_EXERCISE INSTRUCTIONS_. Give the lines of the records from the line containing "x-tick-label: 5 [615, 622, 623, 636]" up to and including the line containing "financial-score-gauge: 6.9 0.0" as a Markdown table. Use the columns Row and Line, number each row, and leave out blank lines.

[Records from a dataset]
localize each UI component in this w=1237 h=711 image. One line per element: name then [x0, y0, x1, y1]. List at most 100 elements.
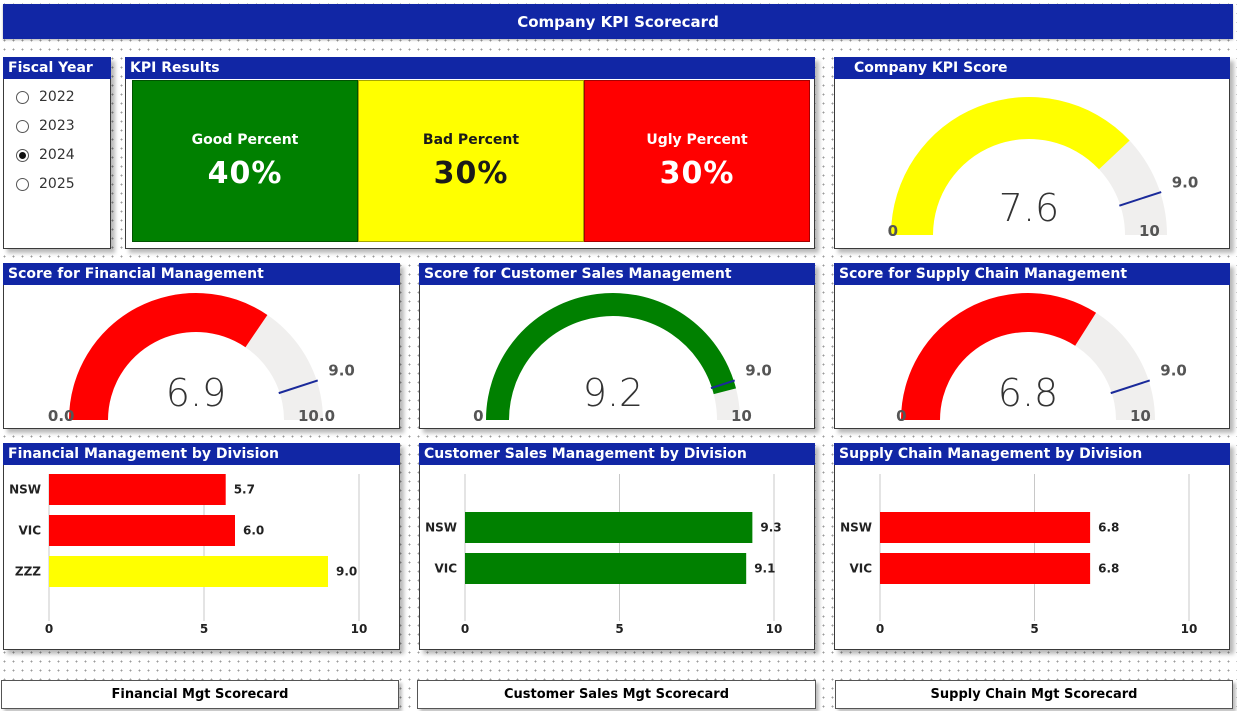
x-tick-label: 5 [615, 622, 623, 636]
gauge-target-marker [1110, 379, 1151, 395]
gauge-target-label: 9.0 [745, 362, 772, 380]
company-kpi-score-title: Company KPI Score [834, 57, 1230, 79]
gauge-min-label: 0 [896, 407, 906, 425]
customer-score-gauge: 9.2 0 10 9.0 [473, 292, 772, 425]
gauge-max-label: 10 [1139, 222, 1160, 240]
gauge-value-text: 7.6 [999, 186, 1059, 230]
customer-division-title: Customer Sales Management by Division [419, 443, 815, 465]
category-label: NSW [9, 483, 41, 497]
financial-score-gauge: 6.9 0.0 10.0 9.0 [48, 293, 355, 425]
data-label: 6.0 [243, 524, 264, 538]
fiscal-year-label: 2024 [39, 147, 75, 163]
data-label: 6.8 [1098, 521, 1119, 535]
financial-division-chart: 0 5 10 NSW 5.7 VIC 6.0 ZZZ 9.0 [9, 474, 368, 636]
financial-score-card: Score for Financial Management 6.9 0.0 10.… [3, 263, 400, 429]
gauge-min-label: 0 [473, 407, 483, 425]
x-tick-label: 10 [351, 622, 368, 636]
bad-percent-label: Bad Percent [422, 131, 520, 148]
radio-button[interactable] [16, 90, 29, 104]
radio-button-selected[interactable] [16, 148, 29, 162]
supply-score-title: Score for Supply Chain Management [834, 263, 1230, 285]
supply-division-card: Supply Chain Management by Division 0 5 10… [834, 443, 1230, 650]
gauge-value-arc [486, 292, 737, 420]
gauge-value-arc [69, 293, 268, 420]
bar-nsw[interactable] [880, 512, 1091, 543]
gauge-value-text: 9.2 [583, 371, 643, 415]
gauge-min-label: 0 [888, 222, 898, 240]
good-percent-label: Good Percent [191, 131, 299, 148]
financial-score-title: Score for Financial Management [3, 263, 400, 285]
fiscal-year-option-2023[interactable]: 2023 [16, 118, 75, 134]
bad-percent-tile: Bad Percent 30% [358, 80, 584, 242]
gauge-value-arc [901, 293, 1097, 420]
fiscal-year-option-2022[interactable]: 2022 [16, 89, 75, 105]
data-label: 9.1 [754, 562, 775, 576]
customer-division-card: Customer Sales Management by Division 0 5… [419, 443, 815, 650]
category-label: NSW [840, 521, 872, 535]
radio-button[interactable] [16, 119, 29, 133]
customer-sales-scorecard-button[interactable]: Customer Sales Mgt Scorecard [417, 680, 816, 709]
gauge-max-label: 10.0 [298, 407, 335, 425]
gauge-max-label: 10 [731, 407, 752, 425]
gauge-value-text: 6.8 [998, 371, 1058, 415]
x-tick-label: 10 [766, 622, 783, 636]
fiscal-year-label: 2025 [39, 176, 75, 192]
category-label: VIC [434, 562, 457, 576]
data-label: 9.3 [760, 521, 781, 535]
gauge-target-label: 9.0 [1160, 362, 1187, 380]
supply-chain-scorecard-button[interactable]: Supply Chain Mgt Scorecard [835, 680, 1233, 709]
ugly-percent-label: Ugly Percent [646, 131, 748, 148]
gauge-target-marker [278, 379, 319, 395]
data-label: 6.8 [1098, 562, 1119, 576]
fiscal-year-slicer: Fiscal Year 2022 2023 2024 2025 [3, 57, 111, 249]
bar-vic[interactable] [49, 515, 235, 546]
category-label: VIC [849, 562, 872, 576]
x-tick-label: 0 [876, 622, 884, 636]
good-percent-tile: Good Percent 40% [132, 80, 358, 242]
financial-division-card: Financial Management by Division 0 5 10 NSW… [3, 443, 400, 650]
customer-division-chart: 0 5 10 NSW 9.3 VIC 9.1 [425, 474, 783, 636]
x-tick-label: 0 [45, 622, 53, 636]
fiscal-year-option-2024[interactable]: 2024 [16, 147, 75, 163]
x-tick-label: 0 [461, 622, 469, 636]
fiscal-year-title: Fiscal Year [3, 57, 111, 79]
gauge-target-label: 9.0 [328, 362, 355, 380]
ugly-percent-value: 30% [659, 155, 735, 191]
kpi-results-card: KPI Results Good Percent 40% Bad Percent… [125, 57, 815, 249]
x-tick-label: 5 [1030, 622, 1038, 636]
supply-score-gauge: 6.8 0 10 9.0 [896, 293, 1187, 425]
category-label: ZZZ [15, 565, 41, 579]
supply-score-card: Score for Supply Chain Management 6.8 0 10… [834, 263, 1230, 429]
bar-vic[interactable] [465, 553, 747, 584]
gauge-target-label: 9.0 [1172, 173, 1199, 191]
gauge-min-label: 0.0 [48, 407, 75, 425]
fiscal-year-label: 2022 [39, 89, 75, 105]
bad-percent-value: 30% [433, 155, 509, 191]
supply-division-chart: 0 5 10 NSW 6.8 VIC 6.8 [840, 474, 1198, 636]
gauge-target-marker [710, 379, 736, 390]
customer-score-title: Score for Customer Sales Management [419, 263, 815, 285]
kpi-results-title: KPI Results [125, 57, 815, 79]
customer-score-card: Score for Customer Sales Management 9.2 0… [419, 263, 815, 429]
financial-scorecard-button[interactable]: Financial Mgt Scorecard [1, 680, 399, 709]
data-label: 5.7 [234, 483, 255, 497]
bar-nsw[interactable] [465, 512, 753, 543]
bar-zzz[interactable] [49, 556, 328, 587]
financial-division-title: Financial Management by Division [3, 443, 400, 465]
radio-button[interactable] [16, 177, 29, 191]
gauge-target-marker [1119, 191, 1162, 207]
bar-nsw[interactable] [49, 474, 226, 505]
bar-vic[interactable] [880, 553, 1091, 584]
dashboard-title: Company KPI Scorecard [3, 4, 1233, 39]
gauge-value-arc [891, 97, 1130, 235]
x-tick-label: 10 [1181, 622, 1198, 636]
fiscal-year-option-2025[interactable]: 2025 [16, 176, 75, 192]
gauge-max-label: 10 [1130, 407, 1151, 425]
data-label: 9.0 [336, 565, 357, 579]
gauge-value-text: 6.9 [166, 371, 226, 415]
company-kpi-score-card: Company KPI Score 7.6 0 10 9.0 [834, 57, 1230, 249]
category-label: NSW [425, 521, 457, 535]
good-percent-value: 40% [207, 155, 283, 191]
ugly-percent-tile: Ugly Percent 30% [584, 80, 810, 242]
x-tick-label: 5 [200, 622, 208, 636]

_ANSWER TO THIS EXERCISE_.
| Row | Line |
|---|---|
| 1 | x-tick-label: 5 [615, 622, 623, 636] |
| 2 | gauge-target-marker [1110, 379, 1151, 395] |
| 3 | gauge-target-label: 9.0 [745, 362, 772, 380] |
| 4 | company-kpi-score-title: Company KPI Score [834, 57, 1230, 79] |
| 5 | gauge-min-label: 0 [896, 407, 906, 425] |
| 6 | customer-score-gauge: 9.2 0 10 9.0 [473, 292, 772, 425] |
| 7 | gauge-max-label: 10 [1139, 222, 1160, 240] |
| 8 | gauge-value-text: 7.6 [999, 186, 1059, 230] |
| 9 | customer-division-title: Customer Sales Management by Division [419, 443, 815, 465] |
| 10 | category-label: NSW [9, 483, 41, 497] |
| 11 | financial-score-gauge: 6.9 0.0 10.0 9.0 [48, 293, 355, 425] |